* [PROVIDED INFORMATION]:

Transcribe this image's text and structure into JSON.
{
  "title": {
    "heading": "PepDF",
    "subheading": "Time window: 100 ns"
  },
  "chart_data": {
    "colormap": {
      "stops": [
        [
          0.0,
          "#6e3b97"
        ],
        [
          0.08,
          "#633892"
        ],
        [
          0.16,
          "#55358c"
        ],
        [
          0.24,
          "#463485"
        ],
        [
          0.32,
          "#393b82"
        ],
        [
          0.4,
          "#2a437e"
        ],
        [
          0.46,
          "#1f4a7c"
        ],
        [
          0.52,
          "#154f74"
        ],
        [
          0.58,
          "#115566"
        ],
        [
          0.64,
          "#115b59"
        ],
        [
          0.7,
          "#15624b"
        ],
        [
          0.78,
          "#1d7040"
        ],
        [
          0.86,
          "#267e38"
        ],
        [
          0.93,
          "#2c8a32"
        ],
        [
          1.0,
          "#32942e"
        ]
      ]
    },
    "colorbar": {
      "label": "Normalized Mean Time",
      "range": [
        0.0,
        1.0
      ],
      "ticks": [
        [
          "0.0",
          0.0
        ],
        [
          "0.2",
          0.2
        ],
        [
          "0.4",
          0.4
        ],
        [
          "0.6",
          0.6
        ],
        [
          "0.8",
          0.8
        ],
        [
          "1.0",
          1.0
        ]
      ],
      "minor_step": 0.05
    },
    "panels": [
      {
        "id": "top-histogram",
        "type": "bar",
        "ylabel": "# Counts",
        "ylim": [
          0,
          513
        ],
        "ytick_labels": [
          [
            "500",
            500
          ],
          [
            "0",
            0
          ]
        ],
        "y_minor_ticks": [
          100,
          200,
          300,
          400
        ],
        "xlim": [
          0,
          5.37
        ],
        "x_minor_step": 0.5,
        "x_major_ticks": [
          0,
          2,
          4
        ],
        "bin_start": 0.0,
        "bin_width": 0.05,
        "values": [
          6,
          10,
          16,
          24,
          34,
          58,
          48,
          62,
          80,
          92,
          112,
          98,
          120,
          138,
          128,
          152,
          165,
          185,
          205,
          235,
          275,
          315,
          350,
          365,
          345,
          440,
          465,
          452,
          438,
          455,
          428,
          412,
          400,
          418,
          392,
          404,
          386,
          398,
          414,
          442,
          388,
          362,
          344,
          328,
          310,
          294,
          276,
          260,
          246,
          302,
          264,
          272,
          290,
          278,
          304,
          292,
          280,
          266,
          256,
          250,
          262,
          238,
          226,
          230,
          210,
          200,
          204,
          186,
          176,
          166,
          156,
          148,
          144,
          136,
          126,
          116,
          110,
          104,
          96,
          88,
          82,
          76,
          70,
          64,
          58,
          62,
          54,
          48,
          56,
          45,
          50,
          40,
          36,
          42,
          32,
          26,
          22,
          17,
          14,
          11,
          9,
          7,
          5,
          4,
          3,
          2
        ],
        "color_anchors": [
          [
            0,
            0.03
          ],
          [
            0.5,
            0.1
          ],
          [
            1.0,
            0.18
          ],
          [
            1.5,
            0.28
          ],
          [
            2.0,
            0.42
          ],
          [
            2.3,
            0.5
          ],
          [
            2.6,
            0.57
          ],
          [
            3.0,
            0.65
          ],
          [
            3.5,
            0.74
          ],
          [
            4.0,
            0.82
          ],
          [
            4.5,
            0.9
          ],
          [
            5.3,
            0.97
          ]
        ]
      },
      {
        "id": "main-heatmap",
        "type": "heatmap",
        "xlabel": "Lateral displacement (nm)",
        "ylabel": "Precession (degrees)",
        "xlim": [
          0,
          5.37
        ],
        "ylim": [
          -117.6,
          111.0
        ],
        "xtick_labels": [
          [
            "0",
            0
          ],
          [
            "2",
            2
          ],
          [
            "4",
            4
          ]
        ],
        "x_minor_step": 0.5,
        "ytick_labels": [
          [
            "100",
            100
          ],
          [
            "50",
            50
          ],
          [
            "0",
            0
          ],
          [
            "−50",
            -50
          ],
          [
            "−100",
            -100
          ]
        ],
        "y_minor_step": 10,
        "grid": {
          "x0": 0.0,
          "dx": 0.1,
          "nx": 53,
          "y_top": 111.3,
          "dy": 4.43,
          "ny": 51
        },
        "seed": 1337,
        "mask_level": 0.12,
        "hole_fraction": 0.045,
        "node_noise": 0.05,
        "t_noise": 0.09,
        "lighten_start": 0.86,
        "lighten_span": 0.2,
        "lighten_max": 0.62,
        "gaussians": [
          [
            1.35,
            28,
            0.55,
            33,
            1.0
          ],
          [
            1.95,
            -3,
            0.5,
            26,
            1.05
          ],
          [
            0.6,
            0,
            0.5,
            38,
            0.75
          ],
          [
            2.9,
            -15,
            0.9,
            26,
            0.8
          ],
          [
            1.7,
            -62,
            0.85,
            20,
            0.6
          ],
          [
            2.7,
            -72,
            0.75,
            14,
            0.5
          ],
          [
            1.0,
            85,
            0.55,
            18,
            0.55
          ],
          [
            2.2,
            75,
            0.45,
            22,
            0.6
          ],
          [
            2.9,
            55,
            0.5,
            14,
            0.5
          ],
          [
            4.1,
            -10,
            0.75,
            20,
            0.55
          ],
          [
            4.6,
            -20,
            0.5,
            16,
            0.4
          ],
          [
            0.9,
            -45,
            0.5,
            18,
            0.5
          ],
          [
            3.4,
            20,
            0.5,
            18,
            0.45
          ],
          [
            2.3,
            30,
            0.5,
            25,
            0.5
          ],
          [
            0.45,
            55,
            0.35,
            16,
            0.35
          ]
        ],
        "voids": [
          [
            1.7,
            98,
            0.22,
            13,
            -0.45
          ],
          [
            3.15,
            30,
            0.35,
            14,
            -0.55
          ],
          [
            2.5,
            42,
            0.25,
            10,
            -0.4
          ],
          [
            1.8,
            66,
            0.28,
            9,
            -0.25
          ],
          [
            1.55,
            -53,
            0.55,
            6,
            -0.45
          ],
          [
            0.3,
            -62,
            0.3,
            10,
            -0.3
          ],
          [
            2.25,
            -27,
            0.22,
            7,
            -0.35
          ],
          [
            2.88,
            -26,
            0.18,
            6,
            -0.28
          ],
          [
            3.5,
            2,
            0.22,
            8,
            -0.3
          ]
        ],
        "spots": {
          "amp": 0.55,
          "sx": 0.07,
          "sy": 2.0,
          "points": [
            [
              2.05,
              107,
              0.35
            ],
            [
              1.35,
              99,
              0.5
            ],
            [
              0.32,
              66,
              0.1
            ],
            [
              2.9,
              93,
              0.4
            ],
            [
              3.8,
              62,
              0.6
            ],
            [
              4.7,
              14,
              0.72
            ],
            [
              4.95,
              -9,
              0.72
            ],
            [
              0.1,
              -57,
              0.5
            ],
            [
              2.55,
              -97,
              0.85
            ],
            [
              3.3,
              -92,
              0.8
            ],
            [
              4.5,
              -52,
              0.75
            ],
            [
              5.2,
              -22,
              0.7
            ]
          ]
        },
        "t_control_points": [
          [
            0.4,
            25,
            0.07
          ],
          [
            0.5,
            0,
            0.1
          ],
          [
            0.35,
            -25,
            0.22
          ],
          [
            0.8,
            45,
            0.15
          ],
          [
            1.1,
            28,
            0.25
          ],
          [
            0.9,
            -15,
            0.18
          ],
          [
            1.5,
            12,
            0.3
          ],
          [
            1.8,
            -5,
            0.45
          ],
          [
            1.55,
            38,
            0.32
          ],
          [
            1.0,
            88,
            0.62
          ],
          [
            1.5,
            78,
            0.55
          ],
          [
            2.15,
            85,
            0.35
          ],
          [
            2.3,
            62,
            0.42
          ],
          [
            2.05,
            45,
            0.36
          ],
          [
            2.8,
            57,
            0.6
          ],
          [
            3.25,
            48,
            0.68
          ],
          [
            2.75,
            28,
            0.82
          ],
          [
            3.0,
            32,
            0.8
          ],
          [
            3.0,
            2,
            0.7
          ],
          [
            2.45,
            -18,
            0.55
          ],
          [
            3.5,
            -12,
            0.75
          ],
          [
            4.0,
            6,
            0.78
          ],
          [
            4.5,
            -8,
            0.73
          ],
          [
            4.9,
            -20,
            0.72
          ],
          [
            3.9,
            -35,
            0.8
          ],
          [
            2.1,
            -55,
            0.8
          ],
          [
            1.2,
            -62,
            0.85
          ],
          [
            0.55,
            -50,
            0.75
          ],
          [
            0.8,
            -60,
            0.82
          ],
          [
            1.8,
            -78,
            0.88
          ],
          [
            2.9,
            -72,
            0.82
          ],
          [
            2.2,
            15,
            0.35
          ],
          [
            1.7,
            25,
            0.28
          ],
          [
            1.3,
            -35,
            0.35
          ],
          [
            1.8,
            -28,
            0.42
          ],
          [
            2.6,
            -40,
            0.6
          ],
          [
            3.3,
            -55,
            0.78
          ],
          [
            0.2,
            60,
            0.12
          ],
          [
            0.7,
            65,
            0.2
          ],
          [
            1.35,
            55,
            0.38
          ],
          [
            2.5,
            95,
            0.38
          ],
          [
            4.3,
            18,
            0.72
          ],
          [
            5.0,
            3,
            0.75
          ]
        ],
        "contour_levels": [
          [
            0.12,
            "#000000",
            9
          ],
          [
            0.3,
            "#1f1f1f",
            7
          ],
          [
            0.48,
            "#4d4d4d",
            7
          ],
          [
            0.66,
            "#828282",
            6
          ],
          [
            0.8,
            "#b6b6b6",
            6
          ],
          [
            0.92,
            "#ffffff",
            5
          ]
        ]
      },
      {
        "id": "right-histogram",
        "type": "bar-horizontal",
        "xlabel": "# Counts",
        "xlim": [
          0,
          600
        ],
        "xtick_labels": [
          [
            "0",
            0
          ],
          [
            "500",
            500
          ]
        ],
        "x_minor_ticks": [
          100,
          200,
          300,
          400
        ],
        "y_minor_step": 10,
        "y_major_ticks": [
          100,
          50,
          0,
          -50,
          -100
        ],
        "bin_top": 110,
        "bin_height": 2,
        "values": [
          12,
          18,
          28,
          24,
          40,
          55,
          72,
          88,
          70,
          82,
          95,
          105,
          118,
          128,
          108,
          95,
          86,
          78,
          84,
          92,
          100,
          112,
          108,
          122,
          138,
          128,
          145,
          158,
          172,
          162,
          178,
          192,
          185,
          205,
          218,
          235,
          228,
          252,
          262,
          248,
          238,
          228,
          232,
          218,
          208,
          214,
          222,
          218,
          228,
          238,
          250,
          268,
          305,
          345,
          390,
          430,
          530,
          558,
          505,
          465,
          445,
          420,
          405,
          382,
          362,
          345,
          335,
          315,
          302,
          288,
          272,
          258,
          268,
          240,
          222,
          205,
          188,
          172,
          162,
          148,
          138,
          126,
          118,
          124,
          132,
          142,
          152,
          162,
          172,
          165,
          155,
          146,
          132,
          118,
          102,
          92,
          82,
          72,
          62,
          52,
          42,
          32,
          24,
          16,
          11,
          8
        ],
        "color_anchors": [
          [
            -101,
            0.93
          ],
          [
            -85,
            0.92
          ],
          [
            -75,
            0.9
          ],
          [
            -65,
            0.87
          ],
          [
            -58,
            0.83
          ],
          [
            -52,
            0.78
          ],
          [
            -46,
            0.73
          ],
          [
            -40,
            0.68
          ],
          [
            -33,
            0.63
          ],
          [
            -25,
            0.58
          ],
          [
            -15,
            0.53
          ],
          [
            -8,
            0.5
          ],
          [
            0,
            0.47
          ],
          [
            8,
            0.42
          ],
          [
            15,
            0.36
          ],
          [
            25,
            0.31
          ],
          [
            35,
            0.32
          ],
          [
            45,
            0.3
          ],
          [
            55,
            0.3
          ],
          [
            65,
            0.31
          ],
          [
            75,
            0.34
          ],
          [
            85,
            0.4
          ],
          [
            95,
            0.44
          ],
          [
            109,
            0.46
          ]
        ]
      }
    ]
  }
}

* [WHAT YOU SHOULD DO]:
List every line from the entries above in which "ylabel" appears.

* [FINISHED EXERCISE]:
        "ylabel": "# Counts",
        "ylabel": "Precession (degrees)",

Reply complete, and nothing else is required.